→ **Supplied data**
☆ ☆ ☆ ☆ ☆ ☆ ☆
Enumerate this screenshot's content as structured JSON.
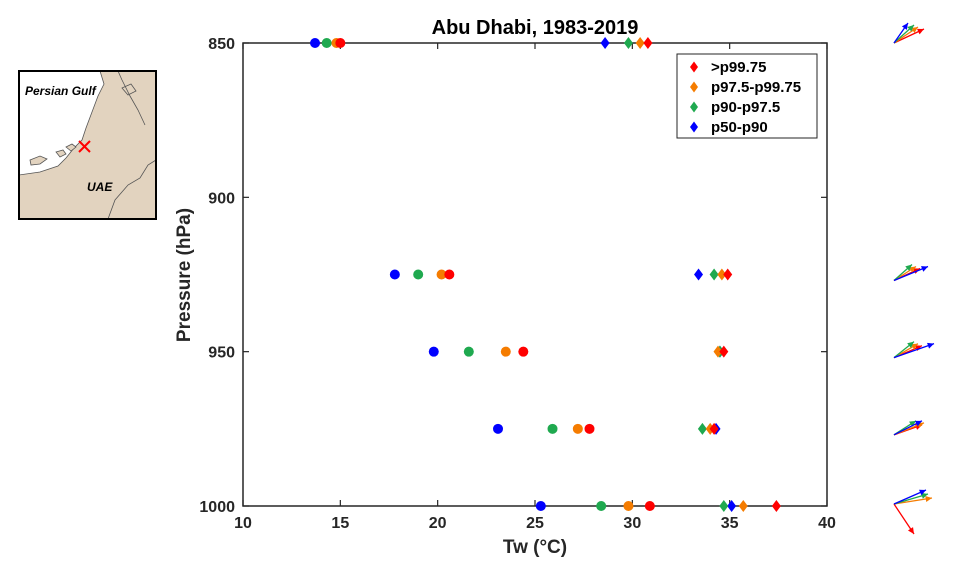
{
  "chart_data": {
    "type": "scatter",
    "title": "Abu Dhabi, 1983-2019",
    "xlabel": "Tw (°C)",
    "ylabel": "Pressure (hPa)",
    "xlim": [
      10,
      40
    ],
    "ylim": [
      850,
      1000
    ],
    "y_reversed": true,
    "xticks": [
      10,
      15,
      20,
      25,
      30,
      35,
      40
    ],
    "yticks": [
      850,
      900,
      950,
      1000
    ],
    "grid": false,
    "legend_position": "top-right",
    "series": [
      {
        "name": ">p99.75",
        "color": "#ff0000",
        "circles": [
          [
            15.0,
            850
          ],
          [
            20.6,
            925
          ],
          [
            24.4,
            950
          ],
          [
            27.8,
            975
          ],
          [
            30.9,
            1000
          ]
        ],
        "diamonds": [
          [
            30.8,
            850
          ],
          [
            34.9,
            925
          ],
          [
            34.7,
            950
          ],
          [
            34.2,
            975
          ],
          [
            37.4,
            1000
          ]
        ]
      },
      {
        "name": "p97.5-p99.75",
        "color": "#f57c00",
        "circles": [
          [
            14.8,
            850
          ],
          [
            20.2,
            925
          ],
          [
            23.5,
            950
          ],
          [
            27.2,
            975
          ],
          [
            29.8,
            1000
          ]
        ],
        "diamonds": [
          [
            30.4,
            850
          ],
          [
            34.6,
            925
          ],
          [
            34.4,
            950
          ],
          [
            34.0,
            975
          ],
          [
            35.7,
            1000
          ]
        ]
      },
      {
        "name": "p90-p97.5",
        "color": "#1fa94f",
        "circles": [
          [
            14.3,
            850
          ],
          [
            19.0,
            925
          ],
          [
            21.6,
            950
          ],
          [
            25.9,
            975
          ],
          [
            28.4,
            1000
          ]
        ],
        "diamonds": [
          [
            29.8,
            850
          ],
          [
            34.2,
            925
          ],
          [
            34.5,
            950
          ],
          [
            33.6,
            975
          ],
          [
            34.7,
            1000
          ]
        ]
      },
      {
        "name": "p50-p90",
        "color": "#0000ff",
        "circles": [
          [
            13.7,
            850
          ],
          [
            17.8,
            925
          ],
          [
            19.8,
            950
          ],
          [
            23.1,
            975
          ],
          [
            25.3,
            1000
          ]
        ],
        "diamonds": [
          [
            28.6,
            850
          ],
          [
            33.4,
            925
          ],
          [
            34.5,
            950
          ],
          [
            34.3,
            975
          ],
          [
            35.1,
            1000
          ]
        ]
      }
    ]
  },
  "inset_map": {
    "labels": {
      "gulf": "Persian Gulf",
      "country": "UAE"
    },
    "land_color": "#e2d3bf",
    "water_color": "#ffffff",
    "marker_color": "#ff0000"
  },
  "wind_arrows": {
    "levels": [
      850,
      925,
      950,
      975,
      1000
    ]
  }
}
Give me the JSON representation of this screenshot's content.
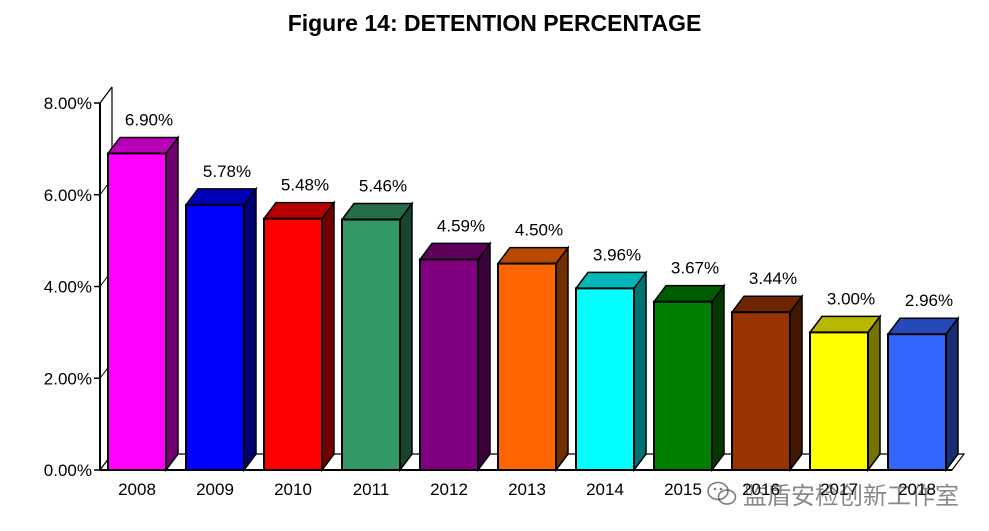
{
  "chart_data": {
    "type": "bar",
    "title": "Figure 14: DETENTION PERCENTAGE",
    "xlabel": "",
    "ylabel": "",
    "categories": [
      "2008",
      "2009",
      "2010",
      "2011",
      "2012",
      "2013",
      "2014",
      "2015",
      "2016",
      "2017",
      "2018"
    ],
    "values": [
      6.9,
      5.78,
      5.48,
      5.46,
      4.59,
      4.5,
      3.96,
      3.67,
      3.44,
      3.0,
      2.96
    ],
    "value_labels": [
      "6.90%",
      "5.78%",
      "5.48%",
      "5.46%",
      "4.59%",
      "4.50%",
      "3.96%",
      "3.67%",
      "3.44%",
      "3.00%",
      "2.96%"
    ],
    "ylim": [
      0,
      8
    ],
    "yticks": [
      0,
      2,
      4,
      6,
      8
    ],
    "ytick_labels": [
      "0.00%",
      "2.00%",
      "4.00%",
      "6.00%",
      "8.00%"
    ],
    "bar_colors": [
      "#ff00ff",
      "#0000ff",
      "#ff0000",
      "#339966",
      "#800080",
      "#ff6600",
      "#00ffff",
      "#008000",
      "#993300",
      "#ffff00",
      "#3366ff"
    ],
    "grid": false,
    "legend": "none",
    "style": "3d-bars"
  },
  "watermark": {
    "text": "监盾安检创新工作室",
    "icon": "wechat-icon"
  }
}
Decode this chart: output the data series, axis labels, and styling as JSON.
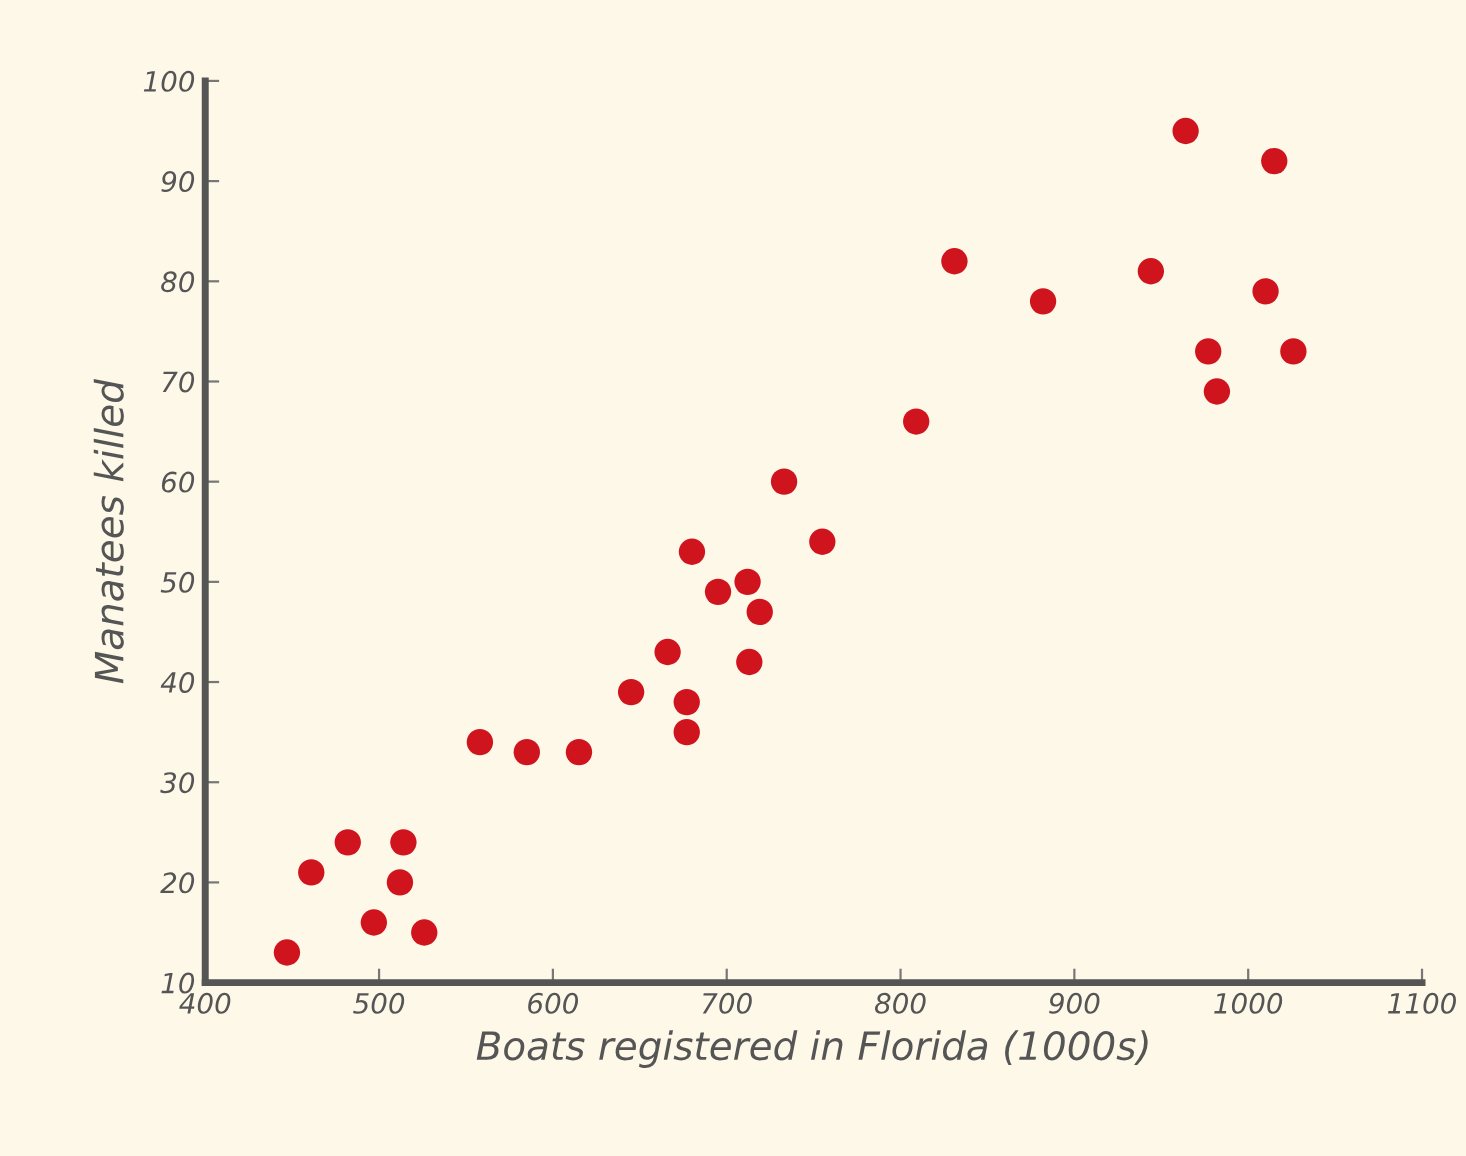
{
  "chart_data": {
    "type": "scatter",
    "xlabel": "Boats registered in Florida (1000s)",
    "ylabel": "Manatees killed",
    "x": [
      447,
      461,
      482,
      497,
      514,
      512,
      526,
      558,
      585,
      615,
      645,
      666,
      677,
      677,
      680,
      695,
      712,
      719,
      713,
      733,
      755,
      809,
      831,
      882,
      944,
      964,
      1015,
      1010,
      977,
      982,
      1026
    ],
    "series": [
      {
        "color": "#d0141e",
        "values": [
          13,
          21,
          24,
          16,
          24,
          20,
          15,
          34,
          33,
          33,
          39,
          43,
          38,
          35,
          53,
          49,
          50,
          47,
          42,
          60,
          54,
          66,
          82,
          78,
          81,
          95,
          92,
          79,
          73,
          69,
          73
        ]
      }
    ],
    "xlim": [
      400,
      1100
    ],
    "xticks": [
      400,
      500,
      600,
      700,
      800,
      900,
      1000,
      1100
    ],
    "ylim": [
      10,
      100
    ],
    "yticks": [
      10,
      20,
      30,
      40,
      50,
      60,
      70,
      80,
      90,
      100
    ],
    "grid": false,
    "marker": "circle"
  }
}
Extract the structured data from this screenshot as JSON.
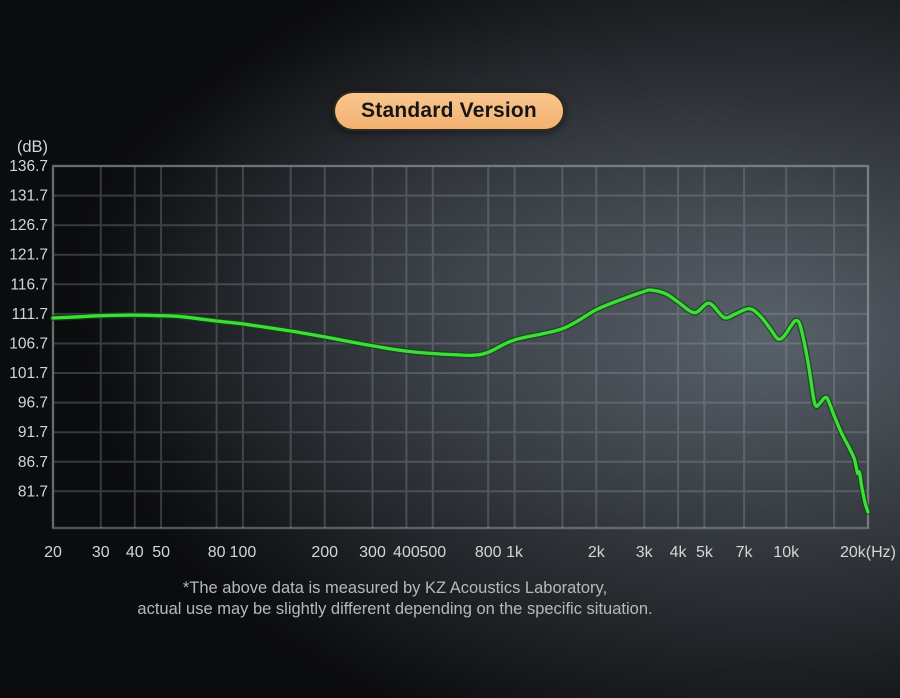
☆ ☆ ☆ ☆ ☆ ☆ ☆
→ **What to do**
Transcribe the whole listing exactly. Pictures stay out of your copy.

→ **Exercise solution**
Enumerate this screenshot's content as structured JSON.
{
  "chart_data": {
    "type": "scatter",
    "title": "Abu Dhabi, 1983-2019",
    "xlabel": "Tw (°C)",
    "ylabel": "Pressure (hPa)",
    "xlim": [
      10,
      40
    ],
    "ylim": [
      850,
      1000
    ],
    "y_reversed": true,
    "xticks": [
      10,
      15,
      20,
      25,
      30,
      35,
      40
    ],
    "yticks": [
      850,
      900,
      950,
      1000
    ],
    "grid": false,
    "legend_position": "top-right",
    "series": [
      {
        "name": ">p99.75",
        "color": "#ff0000",
        "circles": [
          [
            15.0,
            850
          ],
          [
            20.6,
            925
          ],
          [
            24.4,
            950
          ],
          [
            27.8,
            975
          ],
          [
            30.9,
            1000
          ]
        ],
        "diamonds": [
          [
            30.8,
            850
          ],
          [
            34.9,
            925
          ],
          [
            34.7,
            950
          ],
          [
            34.2,
            975
          ],
          [
            37.4,
            1000
          ]
        ]
      },
      {
        "name": "p97.5-p99.75",
        "color": "#f57c00",
        "circles": [
          [
            14.8,
            850
          ],
          [
            20.2,
            925
          ],
          [
            23.5,
            950
          ],
          [
            27.2,
            975
          ],
          [
            29.8,
            1000
          ]
        ],
        "diamonds": [
          [
            30.4,
            850
          ],
          [
            34.6,
            925
          ],
          [
            34.4,
            950
          ],
          [
            34.0,
            975
          ],
          [
            35.7,
            1000
          ]
        ]
      },
      {
        "name": "p90-p97.5",
        "color": "#1fa94f",
        "circles": [
          [
            14.3,
            850
          ],
          [
            19.0,
            925
          ],
          [
            21.6,
            950
          ],
          [
            25.9,
            975
          ],
          [
            28.4,
            1000
          ]
        ],
        "diamonds": [
          [
            29.8,
            850
          ],
          [
            34.2,
            925
          ],
          [
            34.5,
            950
          ],
          [
            33.6,
            975
          ],
          [
            34.7,
            1000
          ]
        ]
      },
      {
        "name": "p50-p90",
        "color": "#0000ff",
        "circles": [
          [
            13.7,
            850
          ],
          [
            17.8,
            925
          ],
          [
            19.8,
            950
          ],
          [
            23.1,
            975
          ],
          [
            25.3,
            1000
          ]
        ],
        "diamonds": [
          [
            28.6,
            850
          ],
          [
            33.4,
            925
          ],
          [
            34.5,
            950
          ],
          [
            34.3,
            975
          ],
          [
            35.1,
            1000
          ]
        ]
      }
    ]
  },
  "inset_map": {
    "labels": {
      "gulf": "Persian Gulf",
      "country": "UAE"
    },
    "land_color": "#e2d3bf",
    "water_color": "#ffffff",
    "marker_color": "#ff0000"
  },
  "wind_arrows": {
    "levels": [
      850,
      925,
      950,
      975,
      1000
    ]
  }
}
Give me the JSON representation of this screenshot's content.
{
  "chart_data": {
    "type": "bar",
    "title": "Figure 14: DETENTION PERCENTAGE",
    "xlabel": "",
    "ylabel": "",
    "categories": [
      "2008",
      "2009",
      "2010",
      "2011",
      "2012",
      "2013",
      "2014",
      "2015",
      "2016",
      "2017",
      "2018"
    ],
    "values": [
      6.9,
      5.78,
      5.48,
      5.46,
      4.59,
      4.5,
      3.96,
      3.67,
      3.44,
      3.0,
      2.96
    ],
    "value_labels": [
      "6.90%",
      "5.78%",
      "5.48%",
      "5.46%",
      "4.59%",
      "4.50%",
      "3.96%",
      "3.67%",
      "3.44%",
      "3.00%",
      "2.96%"
    ],
    "ylim": [
      0,
      8
    ],
    "yticks": [
      0,
      2,
      4,
      6,
      8
    ],
    "ytick_labels": [
      "0.00%",
      "2.00%",
      "4.00%",
      "6.00%",
      "8.00%"
    ],
    "bar_colors": [
      "#ff00ff",
      "#0000ff",
      "#ff0000",
      "#339966",
      "#800080",
      "#ff6600",
      "#00ffff",
      "#008000",
      "#993300",
      "#ffff00",
      "#3366ff"
    ],
    "grid": false,
    "legend": "none",
    "style": "3d-bars"
  },
  "watermark": {
    "text": "监盾安检创新工作室",
    "icon": "wechat-icon"
  }
}
Decode this chart: output the data series, axis labels, and styling as JSON.
{
  "chart_data": {
    "type": "scatter",
    "xlabel": "Boats registered in Florida (1000s)",
    "ylabel": "Manatees killed",
    "x": [
      447,
      461,
      482,
      497,
      514,
      512,
      526,
      558,
      585,
      615,
      645,
      666,
      677,
      677,
      680,
      695,
      712,
      719,
      713,
      733,
      755,
      809,
      831,
      882,
      944,
      964,
      1015,
      1010,
      977,
      982,
      1026
    ],
    "series": [
      {
        "color": "#d0141e",
        "values": [
          13,
          21,
          24,
          16,
          24,
          20,
          15,
          34,
          33,
          33,
          39,
          43,
          38,
          35,
          53,
          49,
          50,
          47,
          42,
          60,
          54,
          66,
          82,
          78,
          81,
          95,
          92,
          79,
          73,
          69,
          73
        ]
      }
    ],
    "xlim": [
      400,
      1100
    ],
    "xticks": [
      400,
      500,
      600,
      700,
      800,
      900,
      1000,
      1100
    ],
    "ylim": [
      10,
      100
    ],
    "yticks": [
      10,
      20,
      30,
      40,
      50,
      60,
      70,
      80,
      90,
      100
    ],
    "grid": false,
    "marker": "circle"
  }
}
Extract the structured data from this screenshot as JSON.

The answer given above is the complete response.